### [Description of the task]
Please write out the material below exactly as given.
──────── Recorded data
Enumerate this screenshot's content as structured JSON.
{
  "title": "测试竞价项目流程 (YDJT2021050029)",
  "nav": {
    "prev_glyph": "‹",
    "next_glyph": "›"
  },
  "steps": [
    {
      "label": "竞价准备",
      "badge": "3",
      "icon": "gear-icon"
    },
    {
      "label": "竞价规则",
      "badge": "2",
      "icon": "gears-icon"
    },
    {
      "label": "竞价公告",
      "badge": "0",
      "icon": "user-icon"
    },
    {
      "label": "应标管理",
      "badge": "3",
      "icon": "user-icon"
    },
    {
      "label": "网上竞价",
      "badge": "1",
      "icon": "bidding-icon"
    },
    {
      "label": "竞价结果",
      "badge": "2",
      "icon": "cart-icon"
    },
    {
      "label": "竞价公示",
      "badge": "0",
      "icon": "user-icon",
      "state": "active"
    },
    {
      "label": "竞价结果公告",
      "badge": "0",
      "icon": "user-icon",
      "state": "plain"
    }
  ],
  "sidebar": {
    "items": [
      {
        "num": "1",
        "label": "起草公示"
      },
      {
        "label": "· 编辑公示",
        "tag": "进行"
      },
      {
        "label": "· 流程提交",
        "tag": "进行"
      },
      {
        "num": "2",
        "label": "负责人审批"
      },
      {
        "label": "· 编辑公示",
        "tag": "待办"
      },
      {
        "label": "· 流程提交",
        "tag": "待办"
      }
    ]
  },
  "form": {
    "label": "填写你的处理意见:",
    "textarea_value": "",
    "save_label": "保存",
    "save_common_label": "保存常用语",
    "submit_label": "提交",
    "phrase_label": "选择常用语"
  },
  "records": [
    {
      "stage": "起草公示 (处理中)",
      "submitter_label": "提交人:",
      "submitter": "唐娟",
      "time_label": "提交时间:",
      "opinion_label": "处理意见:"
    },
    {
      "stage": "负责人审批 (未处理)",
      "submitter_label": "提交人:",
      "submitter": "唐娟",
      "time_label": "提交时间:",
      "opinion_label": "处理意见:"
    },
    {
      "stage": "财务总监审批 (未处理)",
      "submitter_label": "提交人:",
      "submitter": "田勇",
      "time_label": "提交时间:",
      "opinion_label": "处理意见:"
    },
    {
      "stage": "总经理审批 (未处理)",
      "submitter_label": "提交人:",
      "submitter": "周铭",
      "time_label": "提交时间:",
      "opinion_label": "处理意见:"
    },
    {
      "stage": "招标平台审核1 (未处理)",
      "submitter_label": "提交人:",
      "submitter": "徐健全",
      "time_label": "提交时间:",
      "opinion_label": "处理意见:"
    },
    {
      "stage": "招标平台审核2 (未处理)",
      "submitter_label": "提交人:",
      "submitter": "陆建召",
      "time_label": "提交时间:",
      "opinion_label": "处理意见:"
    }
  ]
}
────────────────
### [Exercise answer]
Enumerate this screenshot's content as structured JSON.
{
  "title": "测试竞价项目流程 (YDJT2021050029)",
  "nav": {
    "prev_glyph": "‹",
    "next_glyph": "›"
  },
  "steps": [
    {
      "label": "竞价准备",
      "badge": "3",
      "icon": "gear-icon"
    },
    {
      "label": "竞价规则",
      "badge": "2",
      "icon": "gears-icon"
    },
    {
      "label": "竞价公告",
      "badge": "0",
      "icon": "user-icon"
    },
    {
      "label": "应标管理",
      "badge": "3",
      "icon": "user-icon"
    },
    {
      "label": "网上竞价",
      "badge": "1",
      "icon": "bidding-icon"
    },
    {
      "label": "竞价结果",
      "badge": "2",
      "icon": "cart-icon"
    },
    {
      "label": "竞价公示",
      "badge": "0",
      "icon": "user-icon",
      "state": "active"
    },
    {
      "label": "竞价结果公告",
      "badge": "0",
      "icon": "user-icon",
      "state": "plain"
    }
  ],
  "sidebar": {
    "items": [
      {
        "num": "1",
        "label": "起草公示"
      },
      {
        "label": "· 编辑公示",
        "tag": "进行"
      },
      {
        "label": "· 流程提交",
        "tag": "进行"
      },
      {
        "num": "2",
        "label": "负责人审批"
      },
      {
        "label": "· 编辑公示",
        "tag": "待办"
      },
      {
        "label": "· 流程提交",
        "tag": "待办"
      }
    ]
  },
  "form": {
    "label": "填写你的处理意见:",
    "textarea_value": "",
    "save_label": "保存",
    "save_common_label": "保存常用语",
    "submit_label": "提交",
    "phrase_label": "选择常用语"
  },
  "records": [
    {
      "stage": "起草公示 (处理中)",
      "submitter_label": "提交人:",
      "submitter": "唐娟",
      "time_label": "提交时间:",
      "opinion_label": "处理意见:"
    },
    {
      "stage": "负责人审批 (未处理)",
      "submitter_label": "提交人:",
      "submitter": "唐娟",
      "time_label": "提交时间:",
      "opinion_label": "处理意见:"
    },
    {
      "stage": "财务总监审批 (未处理)",
      "submitter_label": "提交人:",
      "submitter": "田勇",
      "time_label": "提交时间:",
      "opinion_label": "处理意见:"
    },
    {
      "stage": "总经理审批 (未处理)",
      "submitter_label": "提交人:",
      "submitter": "周铭",
      "time_label": "提交时间:",
      "opinion_label": "处理意见:"
    },
    {
      "stage": "招标平台审核1 (未处理)",
      "submitter_label": "提交人:",
      "submitter": "徐健全",
      "time_label": "提交时间:",
      "opinion_label": "处理意见:"
    },
    {
      "stage": "招标平台审核2 (未处理)",
      "submitter_label": "提交人:",
      "submitter": "陆建召",
      "time_label": "提交时间:",
      "opinion_label": "处理意见:"
    }
  ]
}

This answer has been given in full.